> [Problem details]
Select from the records below every line that has the word "value" in it.

[Data tied to figure images]
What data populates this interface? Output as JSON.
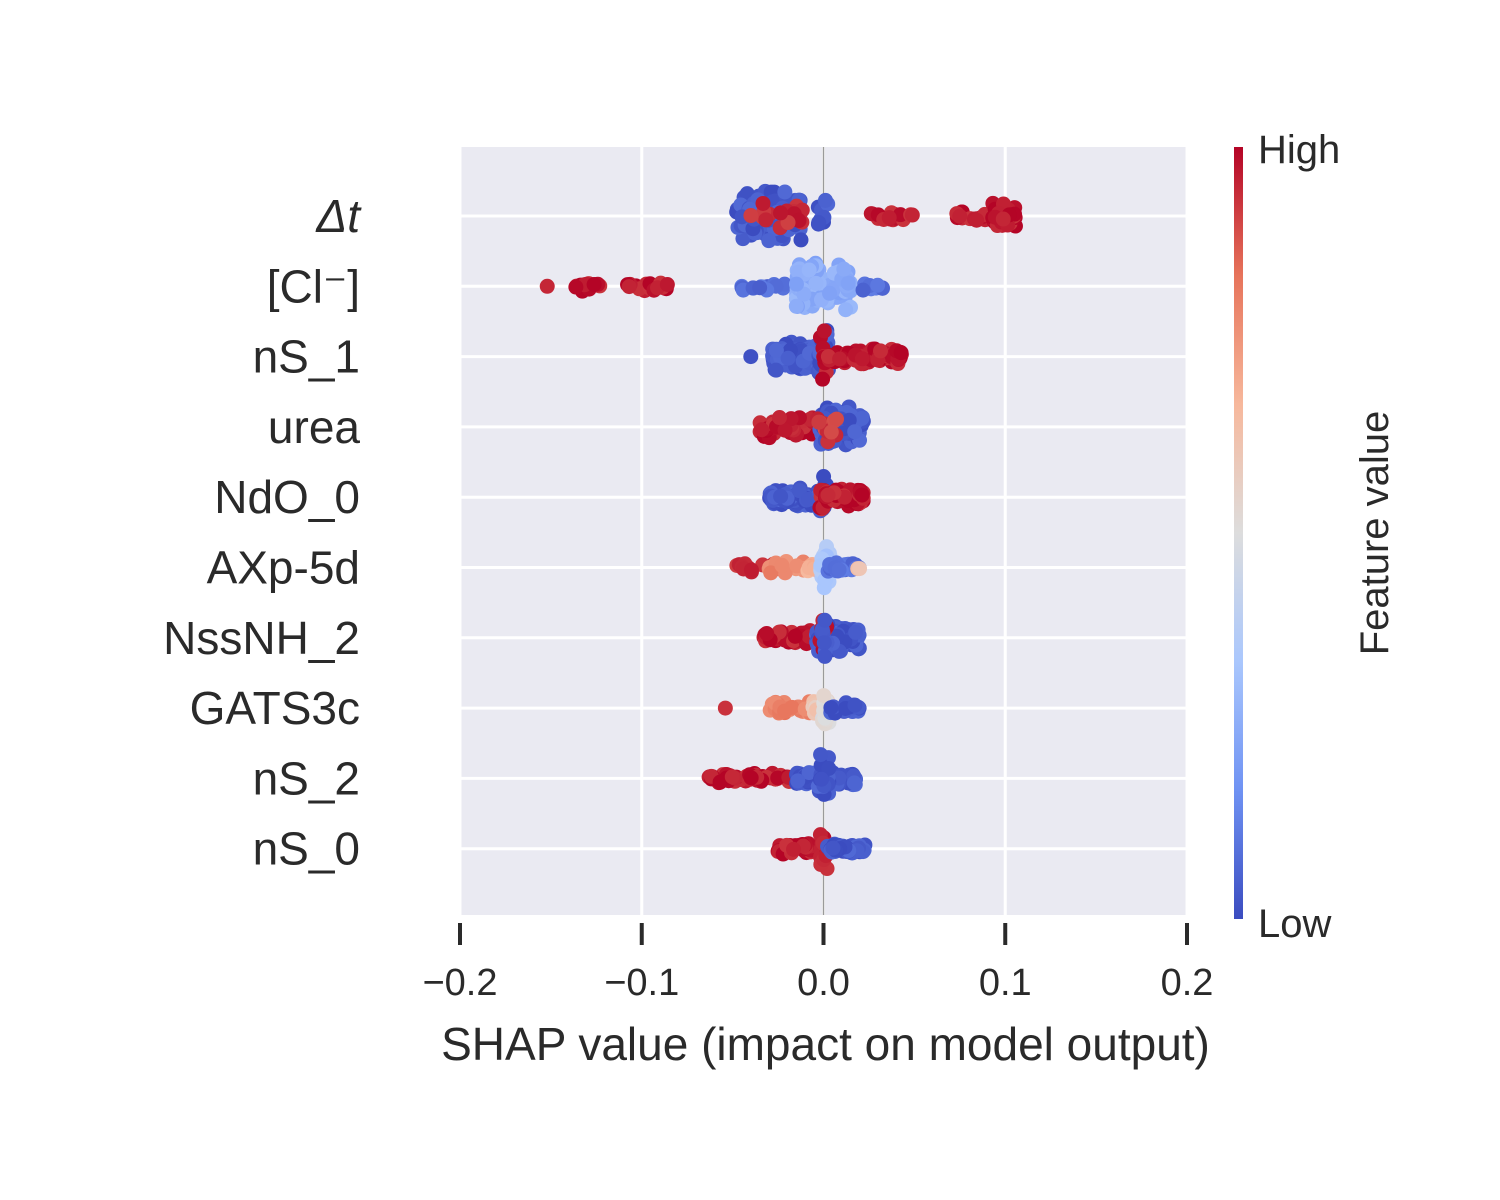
{
  "chart_data": {
    "type": "scatter",
    "subtype": "shap-beeswarm",
    "title": "",
    "xlabel": "SHAP value (impact on model output)",
    "ylabel": "",
    "xlim": [
      -0.2,
      0.2
    ],
    "xticks": [
      -0.2,
      -0.1,
      0.0,
      0.1,
      0.2
    ],
    "xtick_labels": [
      "−0.2",
      "−0.1",
      "0.0",
      "0.1",
      "0.2"
    ],
    "grid": true,
    "colorbar": {
      "label": "Feature value",
      "high_label": "High",
      "low_label": "Low",
      "colormap": [
        "#3b4cc0",
        "#6f92f3",
        "#aac7fd",
        "#dddddd",
        "#f7b89c",
        "#e7745b",
        "#b40426"
      ],
      "placement": "right"
    },
    "colors": {
      "background": "#eaeaf2",
      "grid": "#ffffff",
      "zero_line": "#9a9a9a",
      "high": "#b40426",
      "low": "#3b4cc0"
    },
    "features": [
      {
        "name": "Δt",
        "italic": true,
        "clusters": [
          {
            "x": [
              -0.048,
              -0.012
            ],
            "v": 0.03,
            "n": 160,
            "spread": 1.0
          },
          {
            "x": [
              -0.04,
              -0.01
            ],
            "v": 0.95,
            "n": 18,
            "spread": 0.5
          },
          {
            "x": [
              -0.003,
              0.003
            ],
            "v": 0.03,
            "n": 10,
            "spread": 0.9
          },
          {
            "x": [
              0.026,
              0.05
            ],
            "v": 0.97,
            "n": 16,
            "spread": 0.25
          },
          {
            "x": [
              0.073,
              0.09
            ],
            "v": 0.97,
            "n": 16,
            "spread": 0.25
          },
          {
            "x": [
              0.093,
              0.106
            ],
            "v": 0.97,
            "n": 40,
            "spread": 0.55
          }
        ]
      },
      {
        "name": "[Cl⁻]",
        "italic": false,
        "clusters": [
          {
            "x": [
              -0.152,
              -0.152
            ],
            "v": 0.97,
            "n": 1,
            "spread": 0.0
          },
          {
            "x": [
              -0.137,
              -0.122
            ],
            "v": 0.97,
            "n": 14,
            "spread": 0.2
          },
          {
            "x": [
              -0.108,
              -0.084
            ],
            "v": 0.97,
            "n": 20,
            "spread": 0.2
          },
          {
            "x": [
              -0.045,
              -0.02
            ],
            "v": 0.08,
            "n": 14,
            "spread": 0.2
          },
          {
            "x": [
              -0.015,
              0.015
            ],
            "v": 0.25,
            "n": 110,
            "spread": 1.0
          },
          {
            "x": [
              0.015,
              0.036
            ],
            "v": 0.08,
            "n": 8,
            "spread": 0.2
          }
        ]
      },
      {
        "name": "nS_1",
        "italic": false,
        "clusters": [
          {
            "x": [
              -0.04,
              -0.04
            ],
            "v": 0.03,
            "n": 1,
            "spread": 0.0
          },
          {
            "x": [
              -0.028,
              0.0
            ],
            "v": 0.03,
            "n": 120,
            "spread": 0.6
          },
          {
            "x": [
              -0.003,
              0.003
            ],
            "v": 0.03,
            "n": 24,
            "spread": 1.05
          },
          {
            "x": [
              -0.002,
              0.002
            ],
            "v": 0.97,
            "n": 8,
            "spread": 1.1
          },
          {
            "x": [
              0.002,
              0.043
            ],
            "v": 0.97,
            "n": 90,
            "spread": 0.3
          }
        ]
      },
      {
        "name": "urea",
        "italic": false,
        "clusters": [
          {
            "x": [
              -0.036,
              -0.005
            ],
            "v": 0.97,
            "n": 50,
            "spread": 0.45
          },
          {
            "x": [
              -0.002,
              0.022
            ],
            "v": 0.03,
            "n": 120,
            "spread": 0.85
          },
          {
            "x": [
              -0.005,
              0.008
            ],
            "v": 0.92,
            "n": 12,
            "spread": 0.6
          }
        ]
      },
      {
        "name": "NdO_0",
        "italic": false,
        "clusters": [
          {
            "x": [
              -0.03,
              -0.002
            ],
            "v": 0.03,
            "n": 100,
            "spread": 0.35
          },
          {
            "x": [
              -0.002,
              0.002
            ],
            "v": 0.03,
            "n": 14,
            "spread": 1.0
          },
          {
            "x": [
              -0.002,
              0.002
            ],
            "v": 0.97,
            "n": 8,
            "spread": 1.05
          },
          {
            "x": [
              0.001,
              0.022
            ],
            "v": 0.97,
            "n": 55,
            "spread": 0.35
          }
        ]
      },
      {
        "name": "AXp-5d",
        "italic": false,
        "clusters": [
          {
            "x": [
              -0.05,
              -0.02
            ],
            "v": 0.94,
            "n": 20,
            "spread": 0.2
          },
          {
            "x": [
              -0.03,
              -0.008
            ],
            "v": 0.78,
            "n": 16,
            "spread": 0.25
          },
          {
            "x": [
              -0.01,
              0.0
            ],
            "v": 0.7,
            "n": 8,
            "spread": 0.2
          },
          {
            "x": [
              -0.002,
              0.004
            ],
            "v": 0.35,
            "n": 30,
            "spread": 1.0
          },
          {
            "x": [
              0.002,
              0.02
            ],
            "v": 0.08,
            "n": 25,
            "spread": 0.2
          },
          {
            "x": [
              0.015,
              0.02
            ],
            "v": 0.62,
            "n": 2,
            "spread": 0.1
          }
        ]
      },
      {
        "name": "NssNH_2",
        "italic": false,
        "clusters": [
          {
            "x": [
              -0.033,
              -0.006
            ],
            "v": 0.97,
            "n": 45,
            "spread": 0.3
          },
          {
            "x": [
              -0.004,
              0.02
            ],
            "v": 0.03,
            "n": 90,
            "spread": 0.55
          },
          {
            "x": [
              -0.002,
              0.002
            ],
            "v": 0.97,
            "n": 8,
            "spread": 1.05
          },
          {
            "x": [
              -0.002,
              0.002
            ],
            "v": 0.03,
            "n": 8,
            "spread": 1.0
          }
        ]
      },
      {
        "name": "GATS3c",
        "italic": false,
        "clusters": [
          {
            "x": [
              -0.054,
              -0.054
            ],
            "v": 0.97,
            "n": 1,
            "spread": 0.0
          },
          {
            "x": [
              -0.03,
              -0.005
            ],
            "v": 0.8,
            "n": 35,
            "spread": 0.25
          },
          {
            "x": [
              -0.006,
              0.003
            ],
            "v": 0.6,
            "n": 20,
            "spread": 0.35
          },
          {
            "x": [
              -0.001,
              0.003
            ],
            "v": 0.5,
            "n": 12,
            "spread": 1.1
          },
          {
            "x": [
              0.004,
              0.02
            ],
            "v": 0.03,
            "n": 25,
            "spread": 0.25
          }
        ]
      },
      {
        "name": "nS_2",
        "italic": false,
        "clusters": [
          {
            "x": [
              -0.065,
              -0.012
            ],
            "v": 0.97,
            "n": 60,
            "spread": 0.2
          },
          {
            "x": [
              -0.015,
              0.018
            ],
            "v": 0.03,
            "n": 110,
            "spread": 0.3
          },
          {
            "x": [
              -0.003,
              0.003
            ],
            "v": 0.03,
            "n": 24,
            "spread": 1.05
          }
        ]
      },
      {
        "name": "nS_0",
        "italic": false,
        "clusters": [
          {
            "x": [
              -0.026,
              -0.004
            ],
            "v": 0.97,
            "n": 50,
            "spread": 0.25
          },
          {
            "x": [
              -0.002,
              0.002
            ],
            "v": 0.97,
            "n": 14,
            "spread": 1.0
          },
          {
            "x": [
              0.002,
              0.023
            ],
            "v": 0.03,
            "n": 70,
            "spread": 0.2
          }
        ]
      }
    ]
  }
}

> [Exercise result]
    "xlabel": "SHAP value (impact on model output)",
      "label": "Feature value",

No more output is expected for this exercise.